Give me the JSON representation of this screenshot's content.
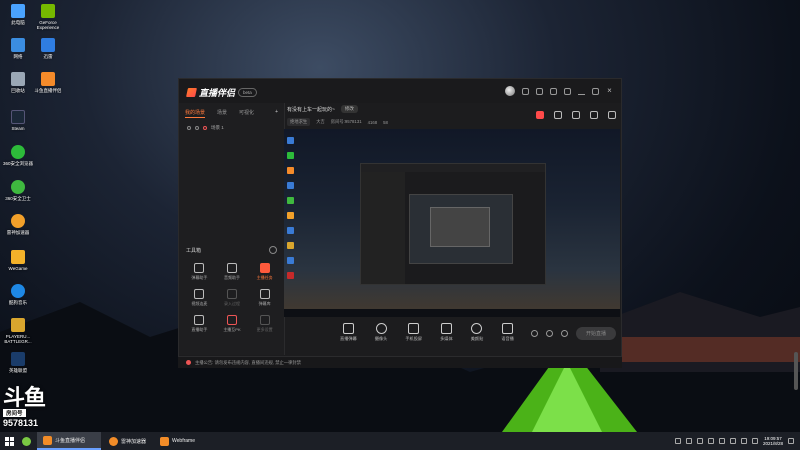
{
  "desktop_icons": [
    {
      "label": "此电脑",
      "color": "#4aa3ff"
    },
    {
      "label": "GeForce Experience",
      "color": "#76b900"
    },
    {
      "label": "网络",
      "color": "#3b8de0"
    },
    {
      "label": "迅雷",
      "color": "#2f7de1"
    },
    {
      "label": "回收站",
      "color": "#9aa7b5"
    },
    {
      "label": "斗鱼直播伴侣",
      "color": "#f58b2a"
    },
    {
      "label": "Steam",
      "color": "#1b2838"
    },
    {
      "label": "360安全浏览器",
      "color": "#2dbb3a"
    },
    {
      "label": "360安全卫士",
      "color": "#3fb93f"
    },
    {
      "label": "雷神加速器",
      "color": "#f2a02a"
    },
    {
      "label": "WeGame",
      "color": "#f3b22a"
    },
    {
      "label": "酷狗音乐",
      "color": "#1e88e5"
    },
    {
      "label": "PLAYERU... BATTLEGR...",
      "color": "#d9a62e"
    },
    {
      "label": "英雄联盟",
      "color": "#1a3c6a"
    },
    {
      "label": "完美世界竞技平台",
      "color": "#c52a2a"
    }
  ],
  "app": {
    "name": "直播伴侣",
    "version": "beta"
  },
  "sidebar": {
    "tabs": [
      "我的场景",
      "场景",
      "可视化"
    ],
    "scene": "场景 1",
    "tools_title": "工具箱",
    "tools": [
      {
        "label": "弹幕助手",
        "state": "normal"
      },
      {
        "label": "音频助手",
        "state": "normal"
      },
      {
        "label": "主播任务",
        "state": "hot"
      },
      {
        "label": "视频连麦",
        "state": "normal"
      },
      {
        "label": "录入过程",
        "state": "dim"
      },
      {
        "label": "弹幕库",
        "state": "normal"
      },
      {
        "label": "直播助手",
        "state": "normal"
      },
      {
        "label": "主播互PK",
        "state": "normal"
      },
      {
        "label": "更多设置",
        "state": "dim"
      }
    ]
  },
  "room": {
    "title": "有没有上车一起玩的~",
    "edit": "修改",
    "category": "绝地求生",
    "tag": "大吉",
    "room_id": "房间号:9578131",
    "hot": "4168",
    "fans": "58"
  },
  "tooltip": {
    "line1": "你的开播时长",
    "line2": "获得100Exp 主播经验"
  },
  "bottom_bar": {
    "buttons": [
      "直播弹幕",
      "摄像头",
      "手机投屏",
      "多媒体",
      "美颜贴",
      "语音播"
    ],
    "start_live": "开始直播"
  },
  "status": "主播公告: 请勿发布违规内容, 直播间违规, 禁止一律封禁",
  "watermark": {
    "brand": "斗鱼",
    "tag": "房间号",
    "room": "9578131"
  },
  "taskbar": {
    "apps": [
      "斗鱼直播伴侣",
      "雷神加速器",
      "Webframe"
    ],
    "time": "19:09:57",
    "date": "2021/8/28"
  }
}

* * *

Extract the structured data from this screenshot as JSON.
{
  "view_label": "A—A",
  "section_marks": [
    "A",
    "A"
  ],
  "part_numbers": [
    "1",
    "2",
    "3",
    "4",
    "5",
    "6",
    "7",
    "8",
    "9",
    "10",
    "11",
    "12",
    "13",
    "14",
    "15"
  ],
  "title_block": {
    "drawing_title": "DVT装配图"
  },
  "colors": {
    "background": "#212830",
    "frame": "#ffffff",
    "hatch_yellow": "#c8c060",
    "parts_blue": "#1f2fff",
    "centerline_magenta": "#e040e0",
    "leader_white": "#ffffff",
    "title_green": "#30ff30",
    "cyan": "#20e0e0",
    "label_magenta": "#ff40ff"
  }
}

[Brief]:
Select and copy every line from the records that includes the word "JSON".

[Task result]:
Give me the JSON representation of this screenshot's content.
Extract the structured data from this screenshot as JSON.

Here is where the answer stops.